Excerpts from a figure dataset:
⁂

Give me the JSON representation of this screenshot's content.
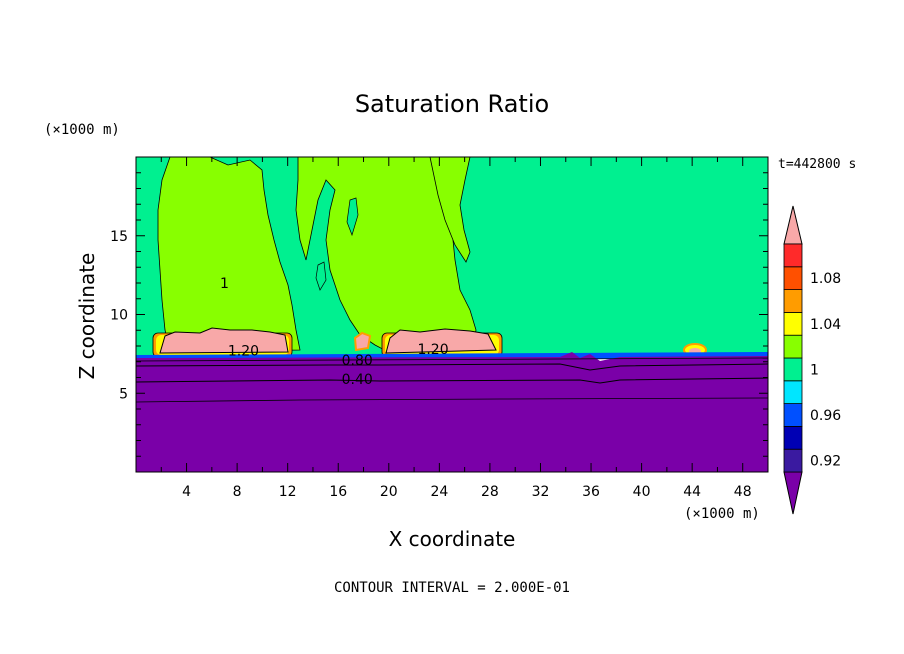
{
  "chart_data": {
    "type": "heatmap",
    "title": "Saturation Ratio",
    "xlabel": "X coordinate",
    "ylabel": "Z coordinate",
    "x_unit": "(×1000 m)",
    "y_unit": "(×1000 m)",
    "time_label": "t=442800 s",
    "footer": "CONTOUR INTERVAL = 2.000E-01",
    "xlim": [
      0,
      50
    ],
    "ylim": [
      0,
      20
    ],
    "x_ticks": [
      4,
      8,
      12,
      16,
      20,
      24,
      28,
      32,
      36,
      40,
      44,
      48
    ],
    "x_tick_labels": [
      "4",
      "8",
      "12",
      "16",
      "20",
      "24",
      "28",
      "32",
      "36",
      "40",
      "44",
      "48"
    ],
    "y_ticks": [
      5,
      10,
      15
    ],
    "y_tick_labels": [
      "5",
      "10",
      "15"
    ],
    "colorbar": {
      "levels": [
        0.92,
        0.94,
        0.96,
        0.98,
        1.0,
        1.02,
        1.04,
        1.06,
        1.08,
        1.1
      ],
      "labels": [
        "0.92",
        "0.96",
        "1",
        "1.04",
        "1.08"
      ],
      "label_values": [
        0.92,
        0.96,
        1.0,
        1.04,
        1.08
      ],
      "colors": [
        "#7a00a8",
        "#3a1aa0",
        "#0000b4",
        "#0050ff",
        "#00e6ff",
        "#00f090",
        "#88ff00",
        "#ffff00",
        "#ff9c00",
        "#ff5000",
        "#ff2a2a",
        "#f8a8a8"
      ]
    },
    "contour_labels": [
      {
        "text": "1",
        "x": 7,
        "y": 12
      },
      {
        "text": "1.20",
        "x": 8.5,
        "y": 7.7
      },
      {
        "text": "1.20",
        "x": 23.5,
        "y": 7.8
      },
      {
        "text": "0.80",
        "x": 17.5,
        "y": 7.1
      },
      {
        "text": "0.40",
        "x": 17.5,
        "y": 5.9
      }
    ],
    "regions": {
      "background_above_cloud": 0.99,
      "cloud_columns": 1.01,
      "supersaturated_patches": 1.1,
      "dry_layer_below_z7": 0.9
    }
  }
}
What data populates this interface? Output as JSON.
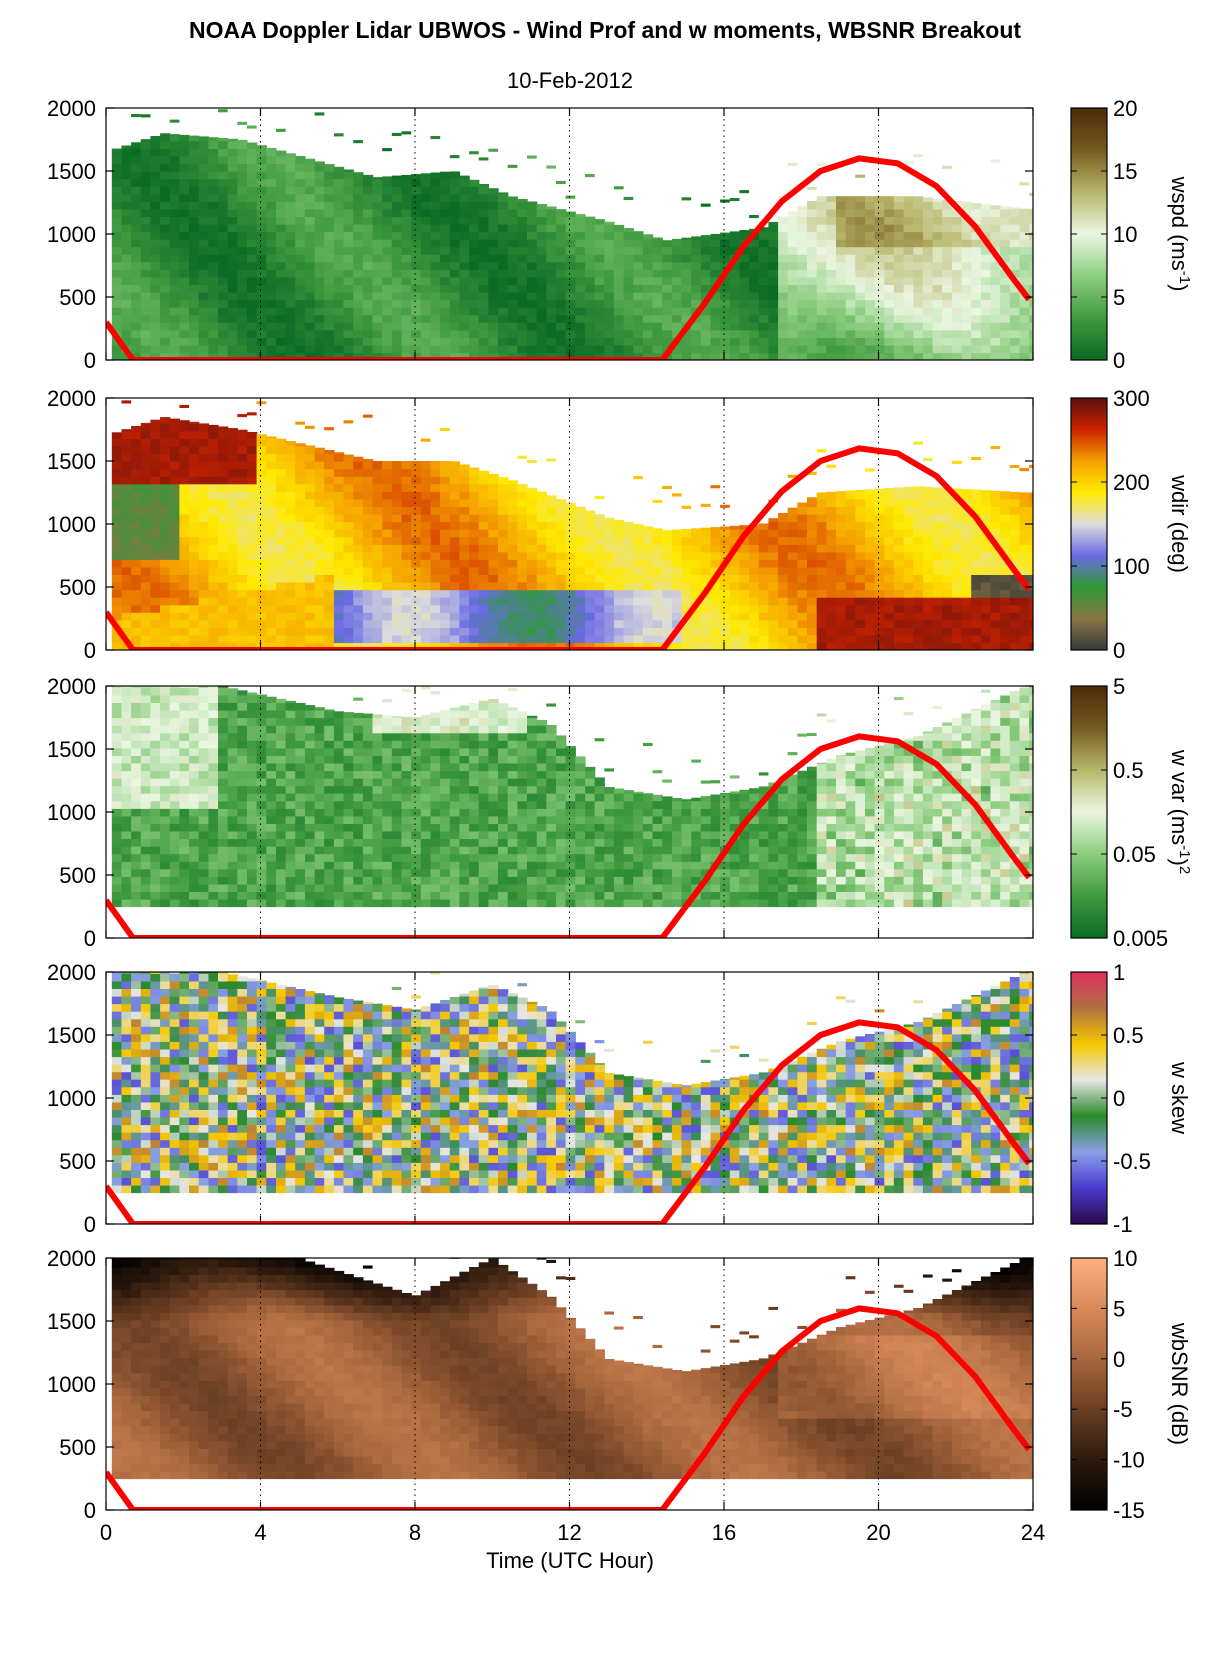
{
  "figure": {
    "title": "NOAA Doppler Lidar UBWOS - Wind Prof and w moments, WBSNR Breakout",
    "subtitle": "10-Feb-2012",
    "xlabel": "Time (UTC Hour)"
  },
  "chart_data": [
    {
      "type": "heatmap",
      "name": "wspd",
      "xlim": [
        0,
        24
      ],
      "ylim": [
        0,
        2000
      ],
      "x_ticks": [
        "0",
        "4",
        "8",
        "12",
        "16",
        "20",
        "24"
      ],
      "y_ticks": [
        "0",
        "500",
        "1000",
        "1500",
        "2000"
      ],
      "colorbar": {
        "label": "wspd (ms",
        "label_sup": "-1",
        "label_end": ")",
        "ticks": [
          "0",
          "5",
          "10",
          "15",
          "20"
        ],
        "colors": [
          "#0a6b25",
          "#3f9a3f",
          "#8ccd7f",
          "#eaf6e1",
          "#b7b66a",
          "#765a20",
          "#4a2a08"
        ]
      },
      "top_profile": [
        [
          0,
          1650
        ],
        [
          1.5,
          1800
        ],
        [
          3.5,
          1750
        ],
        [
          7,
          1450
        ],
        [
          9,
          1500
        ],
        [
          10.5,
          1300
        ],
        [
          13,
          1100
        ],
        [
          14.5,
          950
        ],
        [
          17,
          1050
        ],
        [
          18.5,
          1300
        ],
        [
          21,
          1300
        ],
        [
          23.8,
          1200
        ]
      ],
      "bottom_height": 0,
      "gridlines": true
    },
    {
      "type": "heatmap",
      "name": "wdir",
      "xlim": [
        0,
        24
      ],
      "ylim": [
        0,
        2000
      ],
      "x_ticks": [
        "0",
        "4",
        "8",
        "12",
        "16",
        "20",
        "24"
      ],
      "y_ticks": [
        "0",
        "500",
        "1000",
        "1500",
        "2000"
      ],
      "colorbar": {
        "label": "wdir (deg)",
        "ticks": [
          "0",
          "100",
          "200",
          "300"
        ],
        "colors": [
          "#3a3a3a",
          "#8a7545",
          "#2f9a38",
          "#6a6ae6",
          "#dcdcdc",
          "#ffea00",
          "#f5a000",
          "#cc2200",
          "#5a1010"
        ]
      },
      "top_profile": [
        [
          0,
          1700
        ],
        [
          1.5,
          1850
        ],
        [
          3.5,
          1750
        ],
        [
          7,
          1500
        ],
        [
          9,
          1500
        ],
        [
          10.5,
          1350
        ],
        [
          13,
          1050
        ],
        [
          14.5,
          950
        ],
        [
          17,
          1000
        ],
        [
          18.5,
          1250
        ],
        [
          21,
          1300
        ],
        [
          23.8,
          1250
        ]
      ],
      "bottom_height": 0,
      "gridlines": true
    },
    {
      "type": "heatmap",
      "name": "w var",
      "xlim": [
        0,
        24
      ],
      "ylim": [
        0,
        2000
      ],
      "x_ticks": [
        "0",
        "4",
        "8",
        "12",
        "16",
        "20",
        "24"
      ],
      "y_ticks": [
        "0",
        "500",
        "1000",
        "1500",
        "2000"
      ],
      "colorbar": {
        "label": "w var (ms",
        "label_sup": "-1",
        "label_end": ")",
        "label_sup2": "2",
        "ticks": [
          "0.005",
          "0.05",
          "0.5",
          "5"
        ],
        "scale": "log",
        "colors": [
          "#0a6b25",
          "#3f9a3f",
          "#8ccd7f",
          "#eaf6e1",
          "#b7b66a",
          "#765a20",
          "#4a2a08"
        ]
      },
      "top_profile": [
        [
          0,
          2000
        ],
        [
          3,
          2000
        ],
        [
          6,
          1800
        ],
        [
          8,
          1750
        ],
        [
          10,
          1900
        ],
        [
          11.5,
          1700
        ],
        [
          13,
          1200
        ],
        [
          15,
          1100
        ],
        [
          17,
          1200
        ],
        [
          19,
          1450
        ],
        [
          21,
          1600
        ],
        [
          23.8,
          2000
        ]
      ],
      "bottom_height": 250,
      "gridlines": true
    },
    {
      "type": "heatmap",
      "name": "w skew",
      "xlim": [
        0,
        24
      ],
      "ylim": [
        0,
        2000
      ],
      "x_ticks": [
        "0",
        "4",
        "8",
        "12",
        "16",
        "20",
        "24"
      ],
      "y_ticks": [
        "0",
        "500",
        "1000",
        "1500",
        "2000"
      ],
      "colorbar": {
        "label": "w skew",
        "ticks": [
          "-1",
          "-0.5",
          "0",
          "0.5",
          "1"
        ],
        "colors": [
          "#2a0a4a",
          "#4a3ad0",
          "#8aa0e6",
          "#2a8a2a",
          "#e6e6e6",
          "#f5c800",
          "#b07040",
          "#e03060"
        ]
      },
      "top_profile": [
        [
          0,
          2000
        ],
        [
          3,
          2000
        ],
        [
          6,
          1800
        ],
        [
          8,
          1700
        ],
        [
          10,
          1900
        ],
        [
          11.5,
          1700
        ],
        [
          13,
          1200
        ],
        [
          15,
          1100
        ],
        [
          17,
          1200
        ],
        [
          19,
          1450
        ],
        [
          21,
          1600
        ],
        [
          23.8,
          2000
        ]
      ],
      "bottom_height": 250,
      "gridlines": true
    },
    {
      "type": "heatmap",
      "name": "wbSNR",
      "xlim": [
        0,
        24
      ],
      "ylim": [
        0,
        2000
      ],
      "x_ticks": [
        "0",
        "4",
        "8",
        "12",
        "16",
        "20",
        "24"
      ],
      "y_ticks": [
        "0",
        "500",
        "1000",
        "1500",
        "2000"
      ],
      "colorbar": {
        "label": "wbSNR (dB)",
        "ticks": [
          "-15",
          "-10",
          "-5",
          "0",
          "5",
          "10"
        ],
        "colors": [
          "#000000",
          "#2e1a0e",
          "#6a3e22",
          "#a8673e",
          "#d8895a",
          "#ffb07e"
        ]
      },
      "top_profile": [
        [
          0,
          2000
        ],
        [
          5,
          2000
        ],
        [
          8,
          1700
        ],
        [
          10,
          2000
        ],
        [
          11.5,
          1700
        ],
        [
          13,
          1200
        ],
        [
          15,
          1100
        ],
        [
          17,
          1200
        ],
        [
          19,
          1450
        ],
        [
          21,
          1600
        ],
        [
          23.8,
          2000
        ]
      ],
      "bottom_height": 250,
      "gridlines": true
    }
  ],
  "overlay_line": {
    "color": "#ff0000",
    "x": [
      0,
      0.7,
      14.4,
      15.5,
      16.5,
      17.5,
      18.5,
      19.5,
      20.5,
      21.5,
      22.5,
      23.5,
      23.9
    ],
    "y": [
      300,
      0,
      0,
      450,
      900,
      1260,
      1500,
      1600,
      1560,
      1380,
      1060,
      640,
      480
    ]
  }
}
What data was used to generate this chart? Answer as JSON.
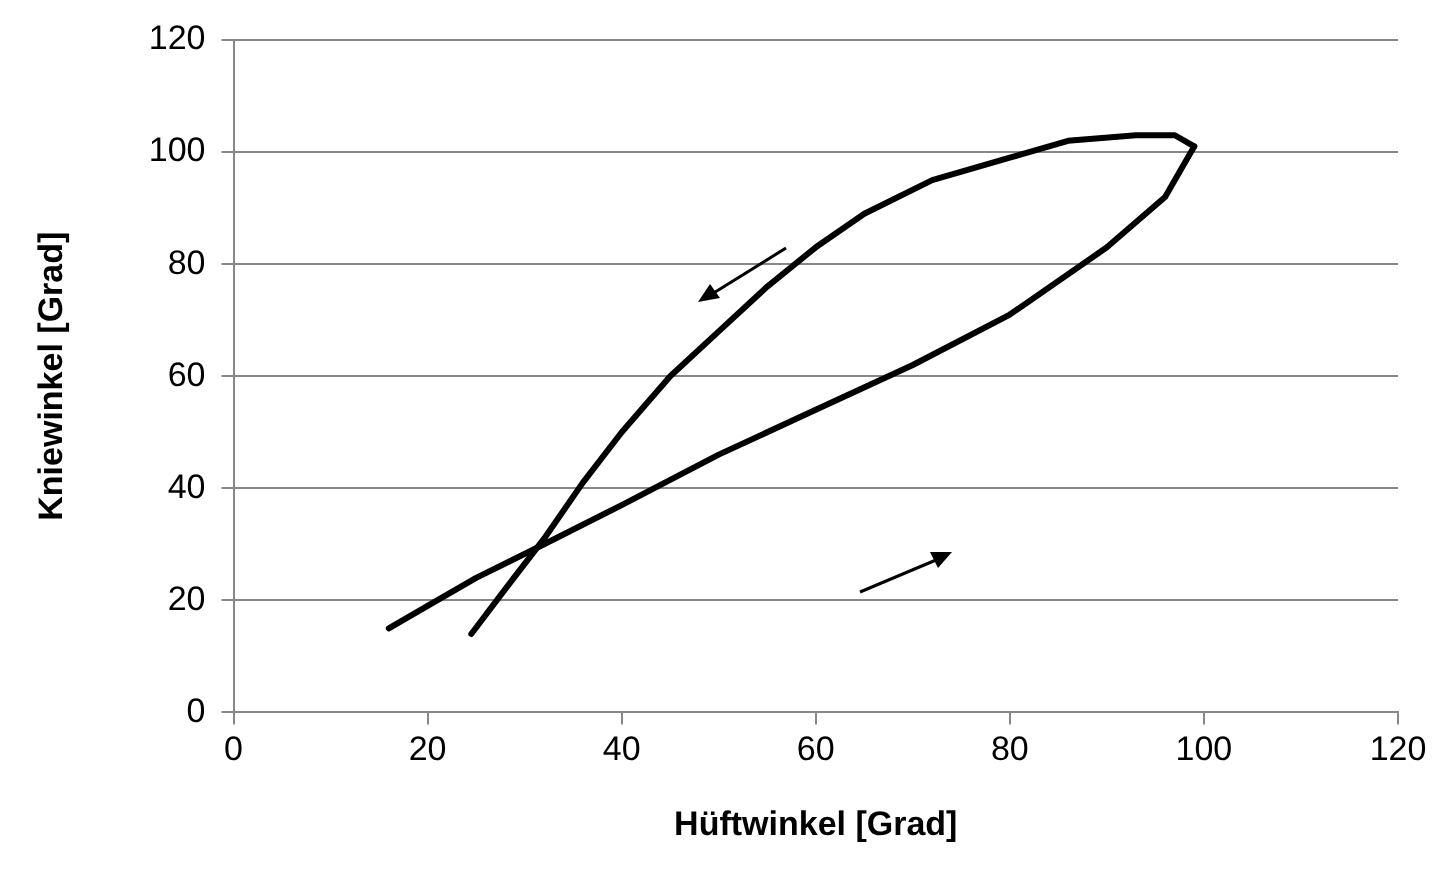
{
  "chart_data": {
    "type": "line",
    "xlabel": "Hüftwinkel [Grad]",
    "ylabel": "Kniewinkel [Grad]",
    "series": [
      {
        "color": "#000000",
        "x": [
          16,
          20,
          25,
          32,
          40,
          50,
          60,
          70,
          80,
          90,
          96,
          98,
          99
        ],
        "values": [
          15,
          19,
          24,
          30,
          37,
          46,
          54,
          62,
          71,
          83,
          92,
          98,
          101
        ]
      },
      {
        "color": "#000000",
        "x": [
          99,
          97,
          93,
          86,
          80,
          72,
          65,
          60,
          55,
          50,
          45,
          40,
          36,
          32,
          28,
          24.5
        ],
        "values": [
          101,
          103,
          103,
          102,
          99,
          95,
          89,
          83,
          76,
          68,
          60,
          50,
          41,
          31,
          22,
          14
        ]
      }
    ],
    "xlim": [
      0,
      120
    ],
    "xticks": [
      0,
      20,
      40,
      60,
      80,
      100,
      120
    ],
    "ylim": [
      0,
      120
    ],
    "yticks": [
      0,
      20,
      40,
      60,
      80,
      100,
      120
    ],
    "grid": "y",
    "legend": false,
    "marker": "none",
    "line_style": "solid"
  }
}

⁂

## PROBLEM TO SOLVE
From the listing above, copy out each line where the word "ylabel" appears.

## TASK RESULT
    "ylabel": "Z coordinate",
    "ylabel": "Kniewinkel [Grad]",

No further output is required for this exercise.